> **JOB**
Pull each line holding "très" out of the entries below.
** Start of GIVEN DATA **
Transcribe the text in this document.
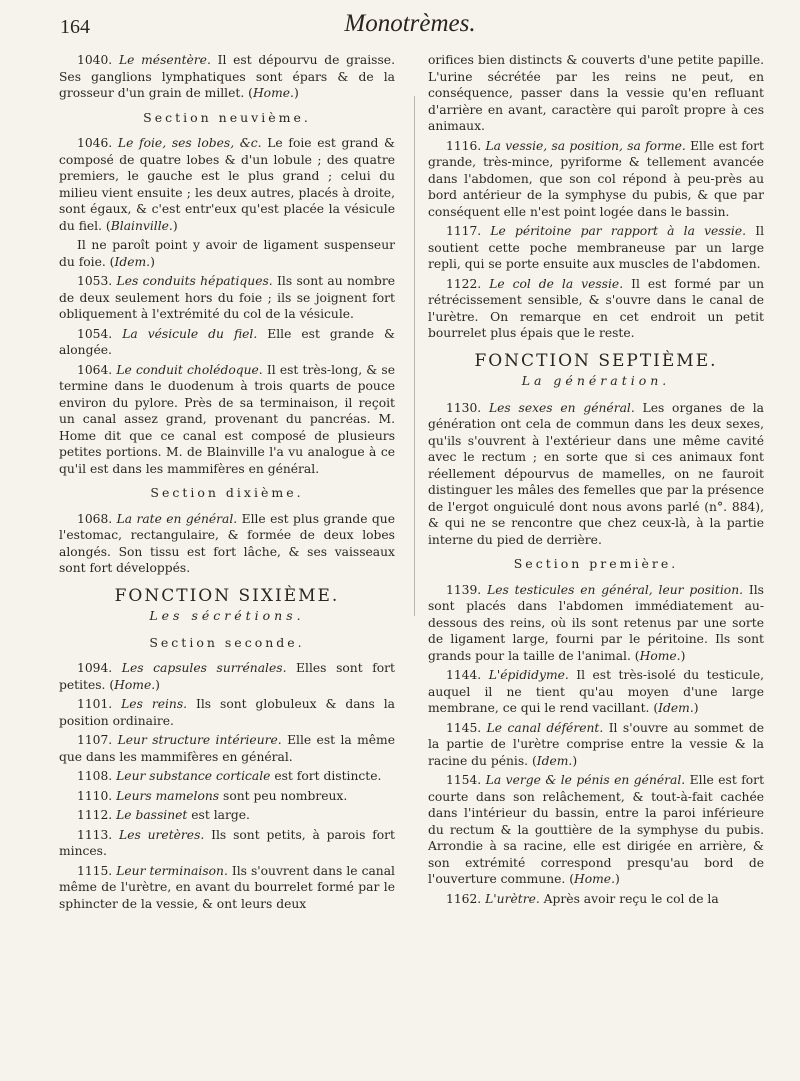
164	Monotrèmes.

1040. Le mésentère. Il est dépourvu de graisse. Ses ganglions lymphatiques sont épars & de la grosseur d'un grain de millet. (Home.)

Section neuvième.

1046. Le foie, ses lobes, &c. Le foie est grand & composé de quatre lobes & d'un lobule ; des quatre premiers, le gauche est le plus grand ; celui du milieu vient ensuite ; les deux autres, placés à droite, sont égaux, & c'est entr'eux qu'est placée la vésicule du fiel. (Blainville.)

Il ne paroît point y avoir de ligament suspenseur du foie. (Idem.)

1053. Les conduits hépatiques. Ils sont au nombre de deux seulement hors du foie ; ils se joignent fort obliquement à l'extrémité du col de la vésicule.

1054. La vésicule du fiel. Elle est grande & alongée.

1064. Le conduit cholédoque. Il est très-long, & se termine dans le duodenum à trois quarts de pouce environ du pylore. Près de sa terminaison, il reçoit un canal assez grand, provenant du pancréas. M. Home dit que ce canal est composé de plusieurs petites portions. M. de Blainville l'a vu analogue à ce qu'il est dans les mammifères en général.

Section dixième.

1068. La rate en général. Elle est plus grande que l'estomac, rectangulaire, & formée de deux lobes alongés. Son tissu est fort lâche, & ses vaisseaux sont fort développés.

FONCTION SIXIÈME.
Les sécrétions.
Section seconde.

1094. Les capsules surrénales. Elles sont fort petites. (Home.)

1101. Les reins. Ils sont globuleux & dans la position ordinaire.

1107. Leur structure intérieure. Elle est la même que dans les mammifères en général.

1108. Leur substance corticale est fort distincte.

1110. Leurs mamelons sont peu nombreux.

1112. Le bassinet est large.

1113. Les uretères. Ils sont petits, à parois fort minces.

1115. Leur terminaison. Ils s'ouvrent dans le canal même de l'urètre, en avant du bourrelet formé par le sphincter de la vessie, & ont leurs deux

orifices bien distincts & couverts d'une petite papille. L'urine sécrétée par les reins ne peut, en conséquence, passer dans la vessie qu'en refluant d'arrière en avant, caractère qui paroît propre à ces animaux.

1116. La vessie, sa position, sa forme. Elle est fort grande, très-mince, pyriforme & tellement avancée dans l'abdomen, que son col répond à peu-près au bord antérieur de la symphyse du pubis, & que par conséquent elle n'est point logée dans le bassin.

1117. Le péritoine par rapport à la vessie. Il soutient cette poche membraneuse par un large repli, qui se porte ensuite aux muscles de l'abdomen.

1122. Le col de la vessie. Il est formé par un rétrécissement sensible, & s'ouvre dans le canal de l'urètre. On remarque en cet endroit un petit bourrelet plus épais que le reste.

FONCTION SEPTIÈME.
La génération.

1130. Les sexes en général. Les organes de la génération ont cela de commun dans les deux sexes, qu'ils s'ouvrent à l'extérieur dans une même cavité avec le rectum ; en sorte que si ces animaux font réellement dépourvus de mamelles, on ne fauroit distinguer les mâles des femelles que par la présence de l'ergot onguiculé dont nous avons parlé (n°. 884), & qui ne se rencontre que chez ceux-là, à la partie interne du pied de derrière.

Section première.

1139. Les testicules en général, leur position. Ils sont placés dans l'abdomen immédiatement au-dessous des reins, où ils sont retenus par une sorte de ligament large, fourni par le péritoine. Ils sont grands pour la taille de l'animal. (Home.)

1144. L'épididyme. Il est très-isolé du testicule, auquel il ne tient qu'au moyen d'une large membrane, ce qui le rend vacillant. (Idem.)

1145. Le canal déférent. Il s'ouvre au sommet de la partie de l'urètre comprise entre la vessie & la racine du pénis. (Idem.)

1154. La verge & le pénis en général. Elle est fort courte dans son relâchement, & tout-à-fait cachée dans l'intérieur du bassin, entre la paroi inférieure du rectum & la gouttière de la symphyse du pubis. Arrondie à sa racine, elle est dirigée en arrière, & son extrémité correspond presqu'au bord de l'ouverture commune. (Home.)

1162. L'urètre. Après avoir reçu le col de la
** End of GIVEN DATA **
** Start of GIVEN DATA **
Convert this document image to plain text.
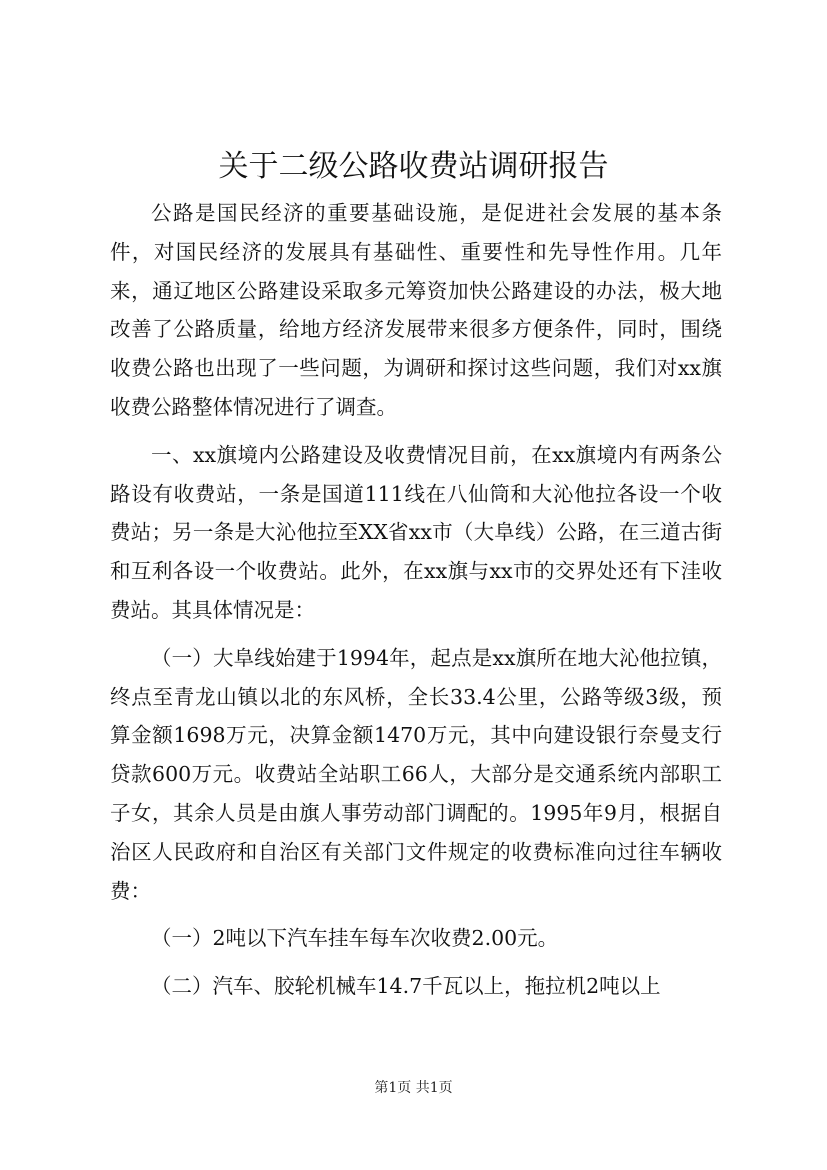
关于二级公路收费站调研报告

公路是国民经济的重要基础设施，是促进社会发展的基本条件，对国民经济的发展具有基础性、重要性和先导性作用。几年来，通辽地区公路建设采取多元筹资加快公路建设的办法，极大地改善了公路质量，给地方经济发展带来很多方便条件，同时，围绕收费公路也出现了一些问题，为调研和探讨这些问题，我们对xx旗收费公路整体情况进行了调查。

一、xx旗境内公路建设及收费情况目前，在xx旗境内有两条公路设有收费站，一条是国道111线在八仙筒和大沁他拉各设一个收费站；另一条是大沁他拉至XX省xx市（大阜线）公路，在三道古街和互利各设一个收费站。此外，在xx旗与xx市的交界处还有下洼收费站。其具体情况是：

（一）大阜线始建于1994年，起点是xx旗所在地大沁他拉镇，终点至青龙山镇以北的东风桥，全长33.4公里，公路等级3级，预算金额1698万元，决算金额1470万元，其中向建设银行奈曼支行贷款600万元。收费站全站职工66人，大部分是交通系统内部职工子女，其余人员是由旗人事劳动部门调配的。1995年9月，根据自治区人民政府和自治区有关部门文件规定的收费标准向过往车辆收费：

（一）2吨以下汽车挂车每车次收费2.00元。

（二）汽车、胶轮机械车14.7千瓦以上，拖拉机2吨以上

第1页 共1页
** End of GIVEN DATA **
** Start of GIVEN DATA **
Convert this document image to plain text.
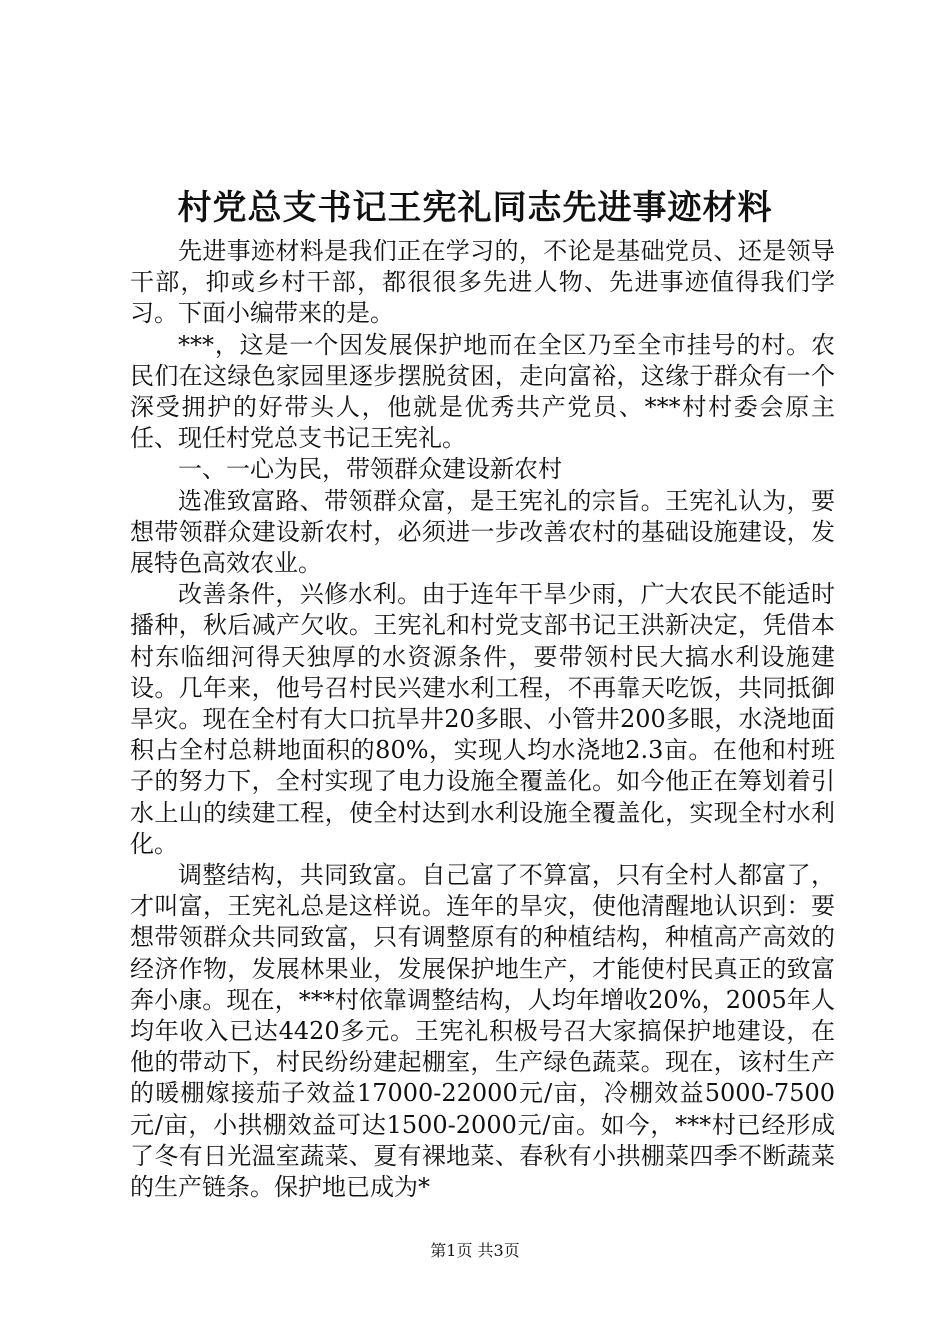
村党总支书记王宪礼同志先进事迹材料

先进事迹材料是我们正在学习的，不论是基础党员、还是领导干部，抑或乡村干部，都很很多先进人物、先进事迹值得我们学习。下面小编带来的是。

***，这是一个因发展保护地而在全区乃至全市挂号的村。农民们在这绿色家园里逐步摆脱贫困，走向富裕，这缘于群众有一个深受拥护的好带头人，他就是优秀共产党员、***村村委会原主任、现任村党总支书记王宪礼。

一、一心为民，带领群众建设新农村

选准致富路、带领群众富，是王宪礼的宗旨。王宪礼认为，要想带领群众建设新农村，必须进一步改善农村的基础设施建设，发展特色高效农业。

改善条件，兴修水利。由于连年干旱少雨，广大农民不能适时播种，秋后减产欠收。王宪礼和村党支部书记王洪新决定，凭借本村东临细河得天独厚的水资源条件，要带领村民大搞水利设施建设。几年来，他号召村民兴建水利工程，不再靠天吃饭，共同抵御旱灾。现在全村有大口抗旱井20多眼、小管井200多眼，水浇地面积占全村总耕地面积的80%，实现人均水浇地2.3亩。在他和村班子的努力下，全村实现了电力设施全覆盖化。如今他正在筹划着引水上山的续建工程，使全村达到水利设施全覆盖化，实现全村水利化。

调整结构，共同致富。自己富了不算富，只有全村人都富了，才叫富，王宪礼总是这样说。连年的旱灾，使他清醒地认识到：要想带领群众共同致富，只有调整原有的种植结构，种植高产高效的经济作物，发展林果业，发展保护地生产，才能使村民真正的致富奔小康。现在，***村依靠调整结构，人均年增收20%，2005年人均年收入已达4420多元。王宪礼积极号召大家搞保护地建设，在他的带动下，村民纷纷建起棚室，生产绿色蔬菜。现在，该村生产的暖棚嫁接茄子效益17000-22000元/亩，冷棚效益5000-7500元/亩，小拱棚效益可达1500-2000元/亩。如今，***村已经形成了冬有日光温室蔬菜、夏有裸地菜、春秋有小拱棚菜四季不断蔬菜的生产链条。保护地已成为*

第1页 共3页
** End of GIVEN DATA **
> **RESULT OF THIS EXERCISE**
1064. Le conduit cholédoque. Il est très-long, & se termine dans le duodenum à trois quarts de pouce environ du pylore. Près de sa terminaison, il reçoit un canal assez grand, provenant du pancréas. M. Home dit que ce canal est composé de plusieurs petites portions. M. de Blainville l'a vu analogue à ce qu'il est dans les mammifères en général.
1116. La vessie, sa position, sa forme. Elle est fort grande, très-mince, pyriforme & tellement avancée dans l'abdomen, que son col répond à peu-près au bord antérieur de la symphyse du pubis, & que par conséquent elle n'est point logée dans le bassin.
1144. L'épididyme. Il est très-isolé du testicule, auquel il ne tient qu'au moyen d'une large membrane, ce qui le rend vacillant. (Idem.)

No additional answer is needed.